• [DIRECTIVE] Render the lines of the material from the line with "Patent image size: (752, 528)." to the line with "In FIG. 12A, the nose" as a numbered list, including both of those lines and omitting any blank lines.

• [Dataset items]
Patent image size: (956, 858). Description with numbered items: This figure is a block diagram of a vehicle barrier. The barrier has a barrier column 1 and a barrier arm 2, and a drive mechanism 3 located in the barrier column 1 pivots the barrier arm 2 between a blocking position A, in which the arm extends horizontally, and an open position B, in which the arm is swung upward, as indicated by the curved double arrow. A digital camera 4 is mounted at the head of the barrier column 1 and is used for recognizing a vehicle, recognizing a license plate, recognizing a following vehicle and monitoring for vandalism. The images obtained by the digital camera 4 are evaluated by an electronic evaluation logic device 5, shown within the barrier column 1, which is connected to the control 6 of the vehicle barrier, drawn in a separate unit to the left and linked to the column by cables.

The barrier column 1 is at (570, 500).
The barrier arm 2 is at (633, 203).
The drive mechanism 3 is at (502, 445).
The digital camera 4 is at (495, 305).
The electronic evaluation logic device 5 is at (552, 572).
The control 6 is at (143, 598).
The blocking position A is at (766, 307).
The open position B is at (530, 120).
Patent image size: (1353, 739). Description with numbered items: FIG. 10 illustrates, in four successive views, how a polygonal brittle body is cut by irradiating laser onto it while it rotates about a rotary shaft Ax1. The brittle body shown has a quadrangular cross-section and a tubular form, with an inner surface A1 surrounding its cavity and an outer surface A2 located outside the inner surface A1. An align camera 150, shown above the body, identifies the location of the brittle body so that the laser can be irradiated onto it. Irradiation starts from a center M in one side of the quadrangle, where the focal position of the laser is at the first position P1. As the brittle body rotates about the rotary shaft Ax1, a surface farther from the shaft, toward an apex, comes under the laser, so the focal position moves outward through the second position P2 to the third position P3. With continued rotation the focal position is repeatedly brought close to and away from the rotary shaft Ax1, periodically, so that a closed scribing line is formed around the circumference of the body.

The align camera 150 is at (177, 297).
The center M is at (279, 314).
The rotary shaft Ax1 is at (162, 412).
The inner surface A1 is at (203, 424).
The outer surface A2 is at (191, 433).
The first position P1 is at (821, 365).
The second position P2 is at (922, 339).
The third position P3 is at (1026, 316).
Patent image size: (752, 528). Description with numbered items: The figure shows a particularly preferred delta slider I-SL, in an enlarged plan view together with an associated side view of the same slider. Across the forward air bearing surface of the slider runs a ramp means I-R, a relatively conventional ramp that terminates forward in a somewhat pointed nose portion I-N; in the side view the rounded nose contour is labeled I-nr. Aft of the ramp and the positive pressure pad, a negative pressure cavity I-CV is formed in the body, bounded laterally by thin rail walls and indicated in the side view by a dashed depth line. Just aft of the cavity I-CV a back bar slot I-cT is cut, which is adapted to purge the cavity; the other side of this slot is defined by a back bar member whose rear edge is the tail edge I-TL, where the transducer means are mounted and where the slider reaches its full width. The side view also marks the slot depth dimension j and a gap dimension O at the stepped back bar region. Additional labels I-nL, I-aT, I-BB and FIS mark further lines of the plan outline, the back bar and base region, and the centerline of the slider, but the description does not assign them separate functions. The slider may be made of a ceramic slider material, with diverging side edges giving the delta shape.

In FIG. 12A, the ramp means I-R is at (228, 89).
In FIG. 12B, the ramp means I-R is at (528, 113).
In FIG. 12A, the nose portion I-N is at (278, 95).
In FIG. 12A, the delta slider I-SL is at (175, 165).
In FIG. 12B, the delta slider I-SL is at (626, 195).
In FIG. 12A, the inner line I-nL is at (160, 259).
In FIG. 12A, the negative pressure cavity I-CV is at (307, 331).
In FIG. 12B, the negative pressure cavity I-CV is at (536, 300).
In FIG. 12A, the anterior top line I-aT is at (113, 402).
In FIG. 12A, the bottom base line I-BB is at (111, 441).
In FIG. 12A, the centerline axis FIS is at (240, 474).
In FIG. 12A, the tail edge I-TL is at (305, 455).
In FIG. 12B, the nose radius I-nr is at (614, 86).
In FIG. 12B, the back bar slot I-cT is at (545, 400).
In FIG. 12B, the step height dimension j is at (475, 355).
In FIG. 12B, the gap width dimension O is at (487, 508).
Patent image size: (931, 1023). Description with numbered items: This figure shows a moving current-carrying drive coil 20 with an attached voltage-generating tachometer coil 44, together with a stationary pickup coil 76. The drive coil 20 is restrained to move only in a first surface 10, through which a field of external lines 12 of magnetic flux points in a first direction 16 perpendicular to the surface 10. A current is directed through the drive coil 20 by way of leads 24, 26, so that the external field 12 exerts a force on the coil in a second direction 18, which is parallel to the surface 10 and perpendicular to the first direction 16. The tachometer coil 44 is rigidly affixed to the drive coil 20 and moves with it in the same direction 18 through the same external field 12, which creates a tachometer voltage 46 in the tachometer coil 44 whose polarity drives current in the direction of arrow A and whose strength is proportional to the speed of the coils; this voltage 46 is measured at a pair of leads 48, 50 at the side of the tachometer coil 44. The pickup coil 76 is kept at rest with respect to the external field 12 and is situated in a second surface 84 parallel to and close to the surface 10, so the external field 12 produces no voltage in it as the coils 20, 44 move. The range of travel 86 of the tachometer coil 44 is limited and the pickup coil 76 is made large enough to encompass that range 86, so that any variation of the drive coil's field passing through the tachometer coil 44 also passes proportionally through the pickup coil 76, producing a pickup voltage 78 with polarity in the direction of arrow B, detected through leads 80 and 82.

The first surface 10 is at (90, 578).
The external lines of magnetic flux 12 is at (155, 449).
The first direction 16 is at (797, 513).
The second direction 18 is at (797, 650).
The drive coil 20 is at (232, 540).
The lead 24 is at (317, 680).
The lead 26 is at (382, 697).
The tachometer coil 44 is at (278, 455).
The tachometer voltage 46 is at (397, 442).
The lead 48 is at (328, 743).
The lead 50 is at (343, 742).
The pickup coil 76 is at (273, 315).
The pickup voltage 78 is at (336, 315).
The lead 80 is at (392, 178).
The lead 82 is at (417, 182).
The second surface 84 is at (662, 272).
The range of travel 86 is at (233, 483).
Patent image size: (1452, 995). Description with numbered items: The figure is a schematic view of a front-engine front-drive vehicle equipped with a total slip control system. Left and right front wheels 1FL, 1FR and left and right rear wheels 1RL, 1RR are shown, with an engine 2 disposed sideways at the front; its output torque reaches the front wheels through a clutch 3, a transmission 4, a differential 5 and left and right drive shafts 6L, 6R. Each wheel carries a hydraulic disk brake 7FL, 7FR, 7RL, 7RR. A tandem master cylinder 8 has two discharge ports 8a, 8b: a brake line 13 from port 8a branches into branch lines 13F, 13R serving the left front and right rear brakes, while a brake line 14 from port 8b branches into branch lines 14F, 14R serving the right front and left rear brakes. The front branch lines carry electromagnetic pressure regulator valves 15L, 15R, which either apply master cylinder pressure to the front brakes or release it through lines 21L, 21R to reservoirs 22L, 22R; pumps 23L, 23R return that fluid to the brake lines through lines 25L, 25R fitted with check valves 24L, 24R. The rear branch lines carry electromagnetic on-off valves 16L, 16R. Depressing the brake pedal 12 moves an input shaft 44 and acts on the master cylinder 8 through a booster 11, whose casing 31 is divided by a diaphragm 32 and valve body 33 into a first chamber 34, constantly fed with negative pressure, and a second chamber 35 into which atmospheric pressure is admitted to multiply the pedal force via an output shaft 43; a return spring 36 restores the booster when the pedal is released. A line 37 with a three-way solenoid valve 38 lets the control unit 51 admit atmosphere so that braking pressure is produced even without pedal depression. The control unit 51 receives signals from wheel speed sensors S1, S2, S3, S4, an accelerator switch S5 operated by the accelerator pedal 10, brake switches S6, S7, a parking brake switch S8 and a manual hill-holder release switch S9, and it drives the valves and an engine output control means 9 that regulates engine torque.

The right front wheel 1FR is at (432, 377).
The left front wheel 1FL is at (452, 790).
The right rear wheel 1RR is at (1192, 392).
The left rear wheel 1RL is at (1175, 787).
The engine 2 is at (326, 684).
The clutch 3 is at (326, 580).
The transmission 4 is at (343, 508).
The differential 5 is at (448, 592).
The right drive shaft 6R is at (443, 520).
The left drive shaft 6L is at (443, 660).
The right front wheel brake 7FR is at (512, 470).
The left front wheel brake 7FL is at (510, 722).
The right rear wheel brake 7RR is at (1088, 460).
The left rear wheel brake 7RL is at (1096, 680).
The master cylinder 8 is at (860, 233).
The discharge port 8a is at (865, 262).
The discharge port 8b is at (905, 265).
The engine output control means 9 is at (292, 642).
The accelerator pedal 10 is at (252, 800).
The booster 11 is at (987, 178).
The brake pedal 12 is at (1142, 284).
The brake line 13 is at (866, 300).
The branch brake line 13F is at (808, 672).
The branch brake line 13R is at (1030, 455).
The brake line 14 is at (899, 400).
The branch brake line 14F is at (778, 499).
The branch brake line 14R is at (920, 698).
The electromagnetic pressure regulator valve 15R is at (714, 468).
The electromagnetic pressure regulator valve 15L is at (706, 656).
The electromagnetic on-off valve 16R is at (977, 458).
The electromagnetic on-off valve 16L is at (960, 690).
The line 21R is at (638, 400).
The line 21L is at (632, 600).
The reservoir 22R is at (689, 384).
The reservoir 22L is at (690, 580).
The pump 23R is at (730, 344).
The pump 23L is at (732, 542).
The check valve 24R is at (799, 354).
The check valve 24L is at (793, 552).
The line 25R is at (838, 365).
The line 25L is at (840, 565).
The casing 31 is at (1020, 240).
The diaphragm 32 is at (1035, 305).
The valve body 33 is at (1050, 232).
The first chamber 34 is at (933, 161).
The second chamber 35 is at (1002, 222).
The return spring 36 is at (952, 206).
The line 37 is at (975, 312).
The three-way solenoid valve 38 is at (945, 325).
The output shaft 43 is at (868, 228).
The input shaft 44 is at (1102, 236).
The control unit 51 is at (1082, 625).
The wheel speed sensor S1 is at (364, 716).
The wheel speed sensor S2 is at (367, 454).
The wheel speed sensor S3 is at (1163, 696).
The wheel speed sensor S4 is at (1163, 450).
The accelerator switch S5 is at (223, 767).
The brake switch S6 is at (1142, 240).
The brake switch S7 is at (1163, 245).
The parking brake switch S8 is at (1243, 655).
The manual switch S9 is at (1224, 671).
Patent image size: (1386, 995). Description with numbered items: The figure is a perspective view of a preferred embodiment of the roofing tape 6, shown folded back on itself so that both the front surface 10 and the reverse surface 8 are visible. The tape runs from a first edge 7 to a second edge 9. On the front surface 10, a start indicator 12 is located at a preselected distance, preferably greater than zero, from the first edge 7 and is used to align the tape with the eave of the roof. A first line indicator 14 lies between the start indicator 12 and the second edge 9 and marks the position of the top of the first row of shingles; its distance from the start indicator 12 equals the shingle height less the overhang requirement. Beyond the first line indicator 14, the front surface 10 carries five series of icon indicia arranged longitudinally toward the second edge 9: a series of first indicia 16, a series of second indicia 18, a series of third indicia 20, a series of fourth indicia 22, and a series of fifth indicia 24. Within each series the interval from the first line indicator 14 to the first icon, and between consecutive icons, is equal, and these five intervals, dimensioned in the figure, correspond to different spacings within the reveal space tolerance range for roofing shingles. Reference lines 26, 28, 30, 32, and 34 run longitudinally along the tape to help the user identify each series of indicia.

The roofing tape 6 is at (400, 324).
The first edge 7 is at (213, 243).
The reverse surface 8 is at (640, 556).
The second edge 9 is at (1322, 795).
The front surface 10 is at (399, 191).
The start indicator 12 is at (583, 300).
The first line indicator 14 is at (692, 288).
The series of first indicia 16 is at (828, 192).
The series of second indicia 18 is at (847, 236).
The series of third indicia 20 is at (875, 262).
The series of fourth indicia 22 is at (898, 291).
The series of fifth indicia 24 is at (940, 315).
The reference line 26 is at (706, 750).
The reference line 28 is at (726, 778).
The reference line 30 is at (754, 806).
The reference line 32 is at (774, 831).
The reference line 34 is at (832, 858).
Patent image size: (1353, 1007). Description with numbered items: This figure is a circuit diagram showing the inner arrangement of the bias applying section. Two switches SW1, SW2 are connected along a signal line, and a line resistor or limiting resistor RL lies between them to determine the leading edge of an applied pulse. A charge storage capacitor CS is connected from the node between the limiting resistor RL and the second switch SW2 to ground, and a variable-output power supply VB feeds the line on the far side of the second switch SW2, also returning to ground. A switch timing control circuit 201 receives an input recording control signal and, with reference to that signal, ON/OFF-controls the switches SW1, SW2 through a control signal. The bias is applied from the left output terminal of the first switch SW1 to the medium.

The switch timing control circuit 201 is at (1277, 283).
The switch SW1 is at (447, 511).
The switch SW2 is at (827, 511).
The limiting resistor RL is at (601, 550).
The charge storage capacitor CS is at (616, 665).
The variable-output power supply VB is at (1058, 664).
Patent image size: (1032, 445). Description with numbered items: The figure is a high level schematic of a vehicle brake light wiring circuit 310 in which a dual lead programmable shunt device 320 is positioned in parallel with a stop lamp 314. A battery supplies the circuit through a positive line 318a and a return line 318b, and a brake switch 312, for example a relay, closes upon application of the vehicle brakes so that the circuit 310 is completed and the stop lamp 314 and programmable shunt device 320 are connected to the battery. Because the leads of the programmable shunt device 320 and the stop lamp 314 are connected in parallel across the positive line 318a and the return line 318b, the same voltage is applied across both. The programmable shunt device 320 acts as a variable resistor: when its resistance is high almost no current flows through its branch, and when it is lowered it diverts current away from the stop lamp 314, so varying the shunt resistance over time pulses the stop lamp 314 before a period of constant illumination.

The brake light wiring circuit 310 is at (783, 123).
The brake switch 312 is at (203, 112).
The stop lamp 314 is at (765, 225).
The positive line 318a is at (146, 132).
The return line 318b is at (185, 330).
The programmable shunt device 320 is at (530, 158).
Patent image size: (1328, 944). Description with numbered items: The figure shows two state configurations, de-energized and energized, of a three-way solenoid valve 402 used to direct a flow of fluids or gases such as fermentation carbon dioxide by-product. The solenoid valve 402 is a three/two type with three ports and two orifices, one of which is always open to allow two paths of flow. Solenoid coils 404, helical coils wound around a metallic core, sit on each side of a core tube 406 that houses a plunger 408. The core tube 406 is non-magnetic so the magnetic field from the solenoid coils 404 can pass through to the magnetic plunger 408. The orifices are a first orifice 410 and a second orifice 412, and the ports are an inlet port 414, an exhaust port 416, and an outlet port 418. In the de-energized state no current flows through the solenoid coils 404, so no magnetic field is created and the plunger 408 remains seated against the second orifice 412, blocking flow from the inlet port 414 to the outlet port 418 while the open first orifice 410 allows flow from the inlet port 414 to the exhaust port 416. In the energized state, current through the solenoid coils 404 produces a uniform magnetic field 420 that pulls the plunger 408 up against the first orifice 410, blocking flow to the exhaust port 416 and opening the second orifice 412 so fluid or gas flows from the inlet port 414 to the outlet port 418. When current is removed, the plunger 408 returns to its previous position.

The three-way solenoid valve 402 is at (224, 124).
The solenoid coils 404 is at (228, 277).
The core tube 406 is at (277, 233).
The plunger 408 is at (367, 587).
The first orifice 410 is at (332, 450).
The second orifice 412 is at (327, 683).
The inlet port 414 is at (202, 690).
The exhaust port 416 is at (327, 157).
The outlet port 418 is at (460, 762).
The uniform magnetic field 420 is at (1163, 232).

• [RESPONSE]
1. Patent image size: (752, 528). Description with numbered items: The figure shows a particularly preferred delta slider I-SL, in an enlarged plan view together with an associated side view of the same slider. Across the forward air bearing surface of the slider runs a ramp means I-R, a relatively conventional ramp that terminates forward in a somewhat pointed nose portion I-N; in the side view the rounded nose contour is labeled I-nr. Aft of the ramp and the positive pressure pad, a negative pressure cavity I-CV is formed in the body, bounded laterally by thin rail walls and indicated in the side view by a dashed depth line. Just aft of the cavity I-CV a back bar slot I-cT is cut, which is adapted to purge the cavity; the other side of this slot is defined by a back bar member whose rear edge is the tail edge I-TL, where the transducer means are mounted and where the slider reaches its full width. The side view also marks the slot depth dimension j and a gap dimension O at the stepped back bar region. Additional labels I-nL, I-aT, I-BB and FIS mark further lines of the plan outline, the back bar and base region, and the centerline of the slider, but the description does not assign them separate functions. The slider may be made of a ceramic slider material, with diverging side edges giving the delta shape.
2. In FIG. 12A, the ramp means I-R is at (228, 89).
3. In FIG. 12B, the ramp means I-R is at (528, 113).
4. In FIG. 12A, the nose portion I-N is at (278, 95).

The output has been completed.